§ DO THIS
Pictures should be excluded; otherwise, copy every entry exactly.

Data records
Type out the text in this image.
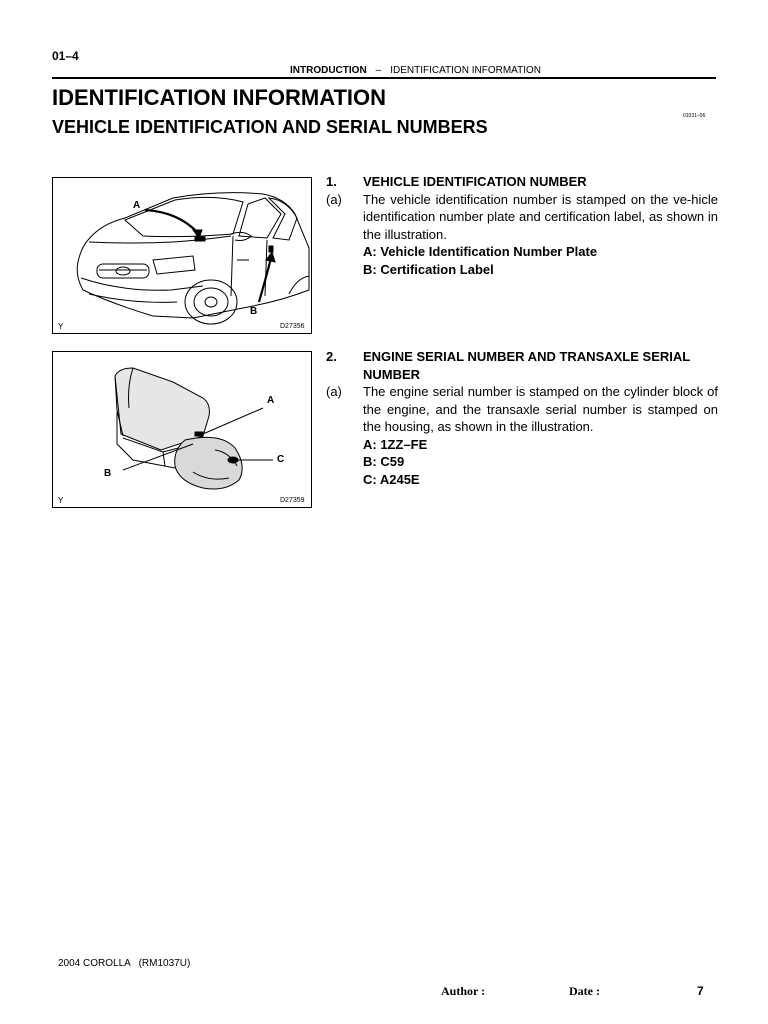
01–4
INTRODUCTION – IDENTIFICATION INFORMATION
IDENTIFICATION INFORMATION
VEHICLE IDENTIFICATION AND SERIAL NUMBERS
01031–06
A
B
Y	D27356
A
B
C
Y	D27359
1.	VEHICLE IDENTIFICATION NUMBER
(a)	The vehicle identification number is stamped on the ve-hicle identification number plate and certification label, as shown in the illustration.
A: Vehicle Identification Number Plate
B: Certification Label
2.	ENGINE SERIAL NUMBER AND TRANSAXLE SERIAL NUMBER
(a)	The engine serial number is stamped on the cylinder block of the engine, and the transaxle serial number is stamped on the housing, as shown in the illustration.
A: 1ZZ–FE
B: C59
C: A245E
2004 COROLLA   (RM1037U)
Author :	Date :	7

§ EXERCISE RESULT
Type out the text in this image.
01–4
INTRODUCTION – IDENTIFICATION INFORMATION
IDENTIFICATION INFORMATION
VEHICLE IDENTIFICATION AND SERIAL NUMBERS
01031–06
A
B
Y	D27356
A
B
C
Y	D27359
1.	VEHICLE IDENTIFICATION NUMBER
(a)	The vehicle identification number is stamped on the ve-hicle identification number plate and certification label, as shown in the illustration.
A: Vehicle Identification Number Plate
B: Certification Label
2.	ENGINE SERIAL NUMBER AND TRANSAXLE SERIAL NUMBER
(a)	The engine serial number is stamped on the cylinder block of the engine, and the transaxle serial number is stamped on the housing, as shown in the illustration.
A: 1ZZ–FE
B: C59
C: A245E
2004 COROLLA   (RM1037U)
Author :	Date :	7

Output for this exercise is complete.